» Exercise
Scan the entries below and count the lines holding the string "name". Supply only the number.

----- Given data -----

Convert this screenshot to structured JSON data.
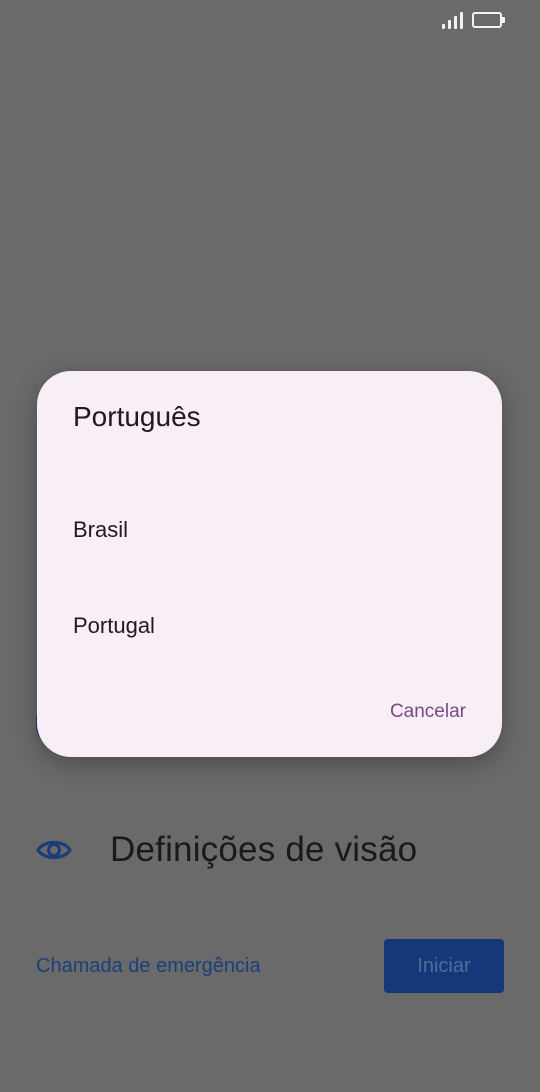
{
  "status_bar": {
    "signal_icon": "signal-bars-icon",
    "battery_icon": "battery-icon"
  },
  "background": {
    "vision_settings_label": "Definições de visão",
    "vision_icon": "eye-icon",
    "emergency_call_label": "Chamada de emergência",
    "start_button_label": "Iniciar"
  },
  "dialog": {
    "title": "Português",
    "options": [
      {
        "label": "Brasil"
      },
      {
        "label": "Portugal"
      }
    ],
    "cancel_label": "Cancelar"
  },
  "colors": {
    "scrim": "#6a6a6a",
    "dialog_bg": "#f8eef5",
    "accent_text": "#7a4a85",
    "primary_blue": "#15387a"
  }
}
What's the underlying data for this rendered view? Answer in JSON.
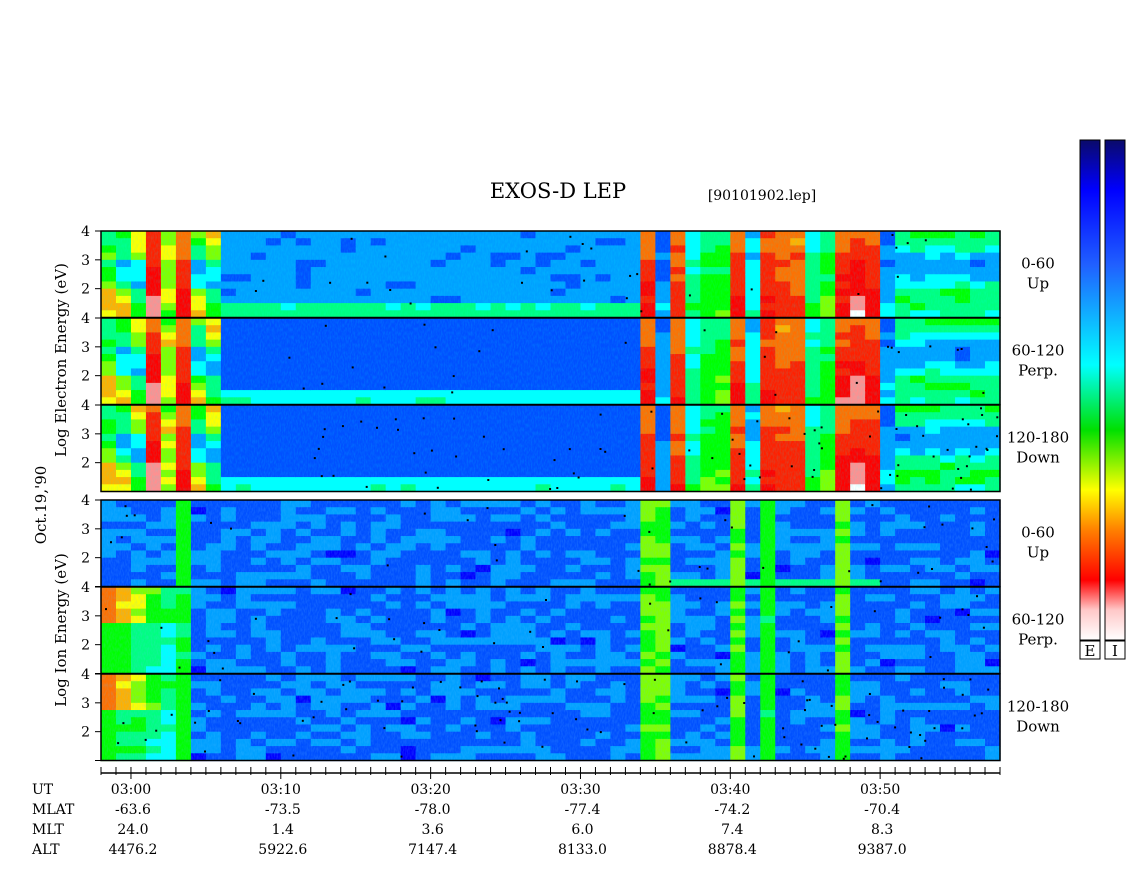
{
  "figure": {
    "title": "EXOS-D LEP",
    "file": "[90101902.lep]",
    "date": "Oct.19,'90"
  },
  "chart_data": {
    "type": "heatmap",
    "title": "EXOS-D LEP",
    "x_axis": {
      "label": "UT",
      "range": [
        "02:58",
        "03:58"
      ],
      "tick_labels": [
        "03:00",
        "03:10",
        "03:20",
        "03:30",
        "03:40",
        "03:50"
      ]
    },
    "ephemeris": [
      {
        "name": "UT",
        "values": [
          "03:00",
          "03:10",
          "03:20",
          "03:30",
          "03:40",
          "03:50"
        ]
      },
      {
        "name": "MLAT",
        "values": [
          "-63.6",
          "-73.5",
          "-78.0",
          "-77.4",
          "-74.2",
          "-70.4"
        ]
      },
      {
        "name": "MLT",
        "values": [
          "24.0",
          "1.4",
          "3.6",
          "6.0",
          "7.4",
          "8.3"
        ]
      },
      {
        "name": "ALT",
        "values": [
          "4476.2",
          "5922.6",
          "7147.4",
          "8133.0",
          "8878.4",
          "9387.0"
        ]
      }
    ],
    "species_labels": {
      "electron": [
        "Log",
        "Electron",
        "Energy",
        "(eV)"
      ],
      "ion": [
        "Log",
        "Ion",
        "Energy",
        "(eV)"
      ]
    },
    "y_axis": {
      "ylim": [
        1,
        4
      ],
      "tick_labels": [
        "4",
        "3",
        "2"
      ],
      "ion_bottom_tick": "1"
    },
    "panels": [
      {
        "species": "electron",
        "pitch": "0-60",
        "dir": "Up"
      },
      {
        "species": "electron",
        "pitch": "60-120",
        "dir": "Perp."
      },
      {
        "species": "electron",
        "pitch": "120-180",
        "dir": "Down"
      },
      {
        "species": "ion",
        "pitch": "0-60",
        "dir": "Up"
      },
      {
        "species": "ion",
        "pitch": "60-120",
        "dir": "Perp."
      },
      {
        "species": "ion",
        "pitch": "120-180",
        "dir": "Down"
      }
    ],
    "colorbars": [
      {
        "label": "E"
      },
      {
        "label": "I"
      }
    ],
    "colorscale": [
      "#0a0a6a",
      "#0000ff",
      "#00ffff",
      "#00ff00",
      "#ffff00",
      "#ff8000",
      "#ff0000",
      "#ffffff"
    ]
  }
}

-----
----- Given data -----

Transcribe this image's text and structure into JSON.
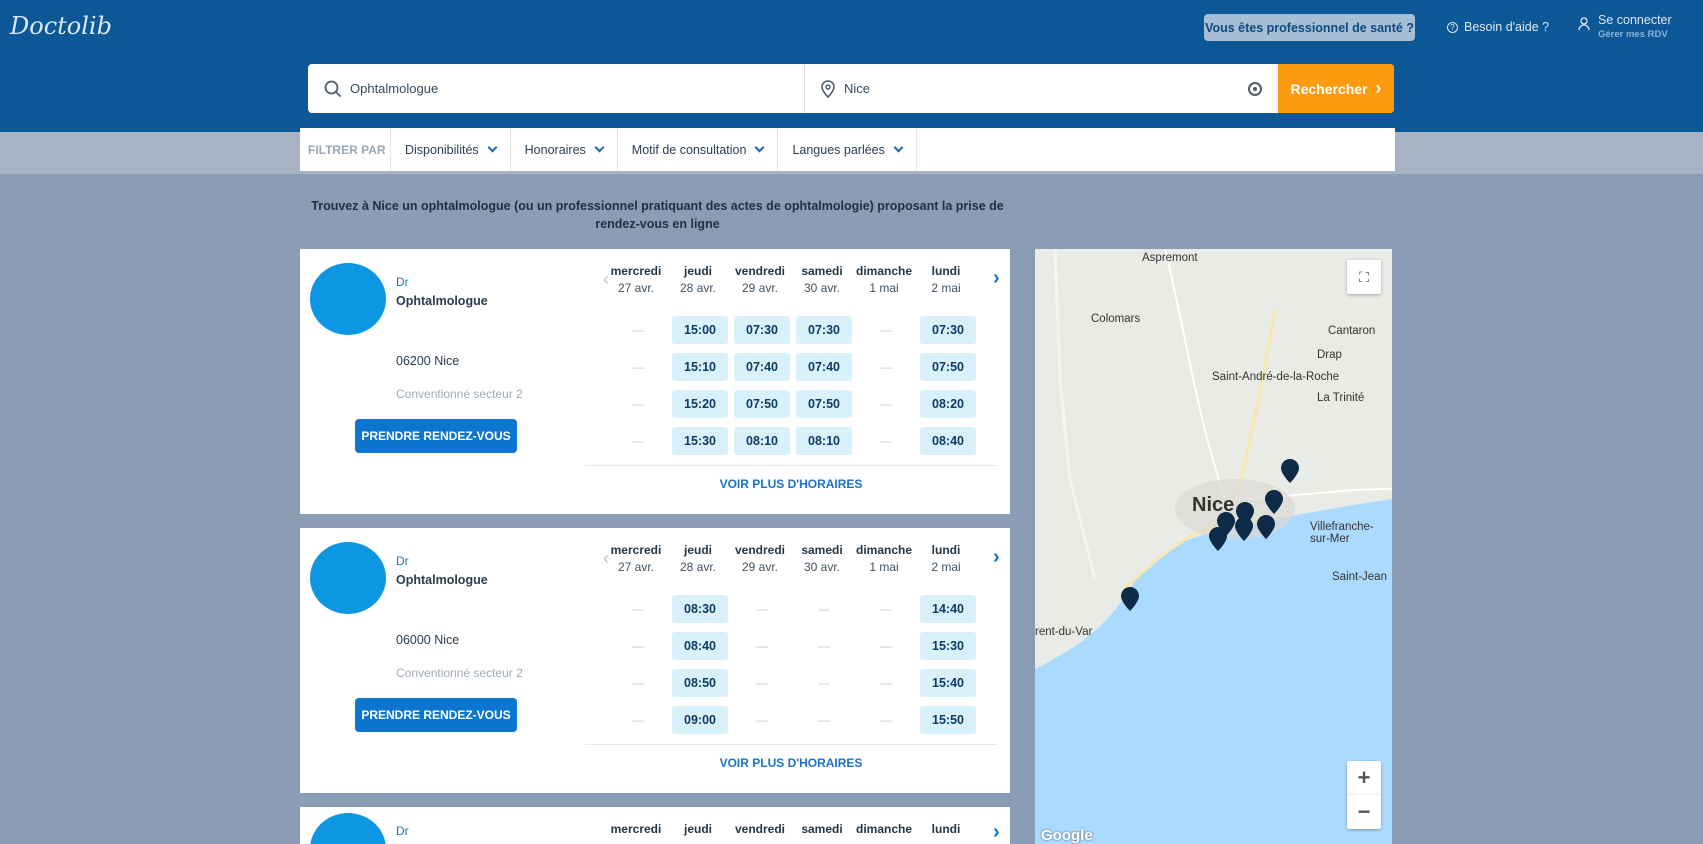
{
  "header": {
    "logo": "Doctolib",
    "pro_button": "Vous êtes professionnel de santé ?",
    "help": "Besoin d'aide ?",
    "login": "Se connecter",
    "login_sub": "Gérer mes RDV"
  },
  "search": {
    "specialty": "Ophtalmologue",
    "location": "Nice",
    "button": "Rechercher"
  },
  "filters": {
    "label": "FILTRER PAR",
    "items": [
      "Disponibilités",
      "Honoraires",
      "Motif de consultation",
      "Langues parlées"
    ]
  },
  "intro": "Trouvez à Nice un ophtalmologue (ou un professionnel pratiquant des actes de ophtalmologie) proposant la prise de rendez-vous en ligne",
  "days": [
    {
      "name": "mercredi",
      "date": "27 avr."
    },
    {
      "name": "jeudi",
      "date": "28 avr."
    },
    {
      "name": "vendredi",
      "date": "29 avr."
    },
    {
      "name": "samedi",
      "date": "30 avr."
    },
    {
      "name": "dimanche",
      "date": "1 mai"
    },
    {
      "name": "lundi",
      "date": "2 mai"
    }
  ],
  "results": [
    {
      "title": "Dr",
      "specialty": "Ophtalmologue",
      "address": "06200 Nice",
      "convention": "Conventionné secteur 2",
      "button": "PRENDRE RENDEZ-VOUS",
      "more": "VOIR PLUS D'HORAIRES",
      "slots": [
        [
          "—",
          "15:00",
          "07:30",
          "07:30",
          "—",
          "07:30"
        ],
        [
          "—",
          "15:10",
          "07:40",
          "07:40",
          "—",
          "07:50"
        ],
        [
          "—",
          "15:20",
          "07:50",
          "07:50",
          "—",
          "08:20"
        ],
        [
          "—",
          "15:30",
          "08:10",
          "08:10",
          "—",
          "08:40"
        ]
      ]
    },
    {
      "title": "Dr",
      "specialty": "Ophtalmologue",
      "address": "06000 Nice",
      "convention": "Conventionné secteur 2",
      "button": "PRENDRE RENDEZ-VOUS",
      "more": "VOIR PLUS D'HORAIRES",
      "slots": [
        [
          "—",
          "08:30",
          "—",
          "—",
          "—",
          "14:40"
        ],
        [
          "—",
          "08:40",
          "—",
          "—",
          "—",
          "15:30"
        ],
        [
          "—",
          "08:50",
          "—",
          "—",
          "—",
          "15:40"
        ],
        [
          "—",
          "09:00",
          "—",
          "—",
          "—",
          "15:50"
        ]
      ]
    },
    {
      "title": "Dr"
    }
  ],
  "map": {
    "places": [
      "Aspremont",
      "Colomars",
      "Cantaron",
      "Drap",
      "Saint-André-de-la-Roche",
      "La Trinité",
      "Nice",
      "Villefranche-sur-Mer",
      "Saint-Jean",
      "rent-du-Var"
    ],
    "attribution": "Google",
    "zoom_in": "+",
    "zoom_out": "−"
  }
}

-----

» Written solution
10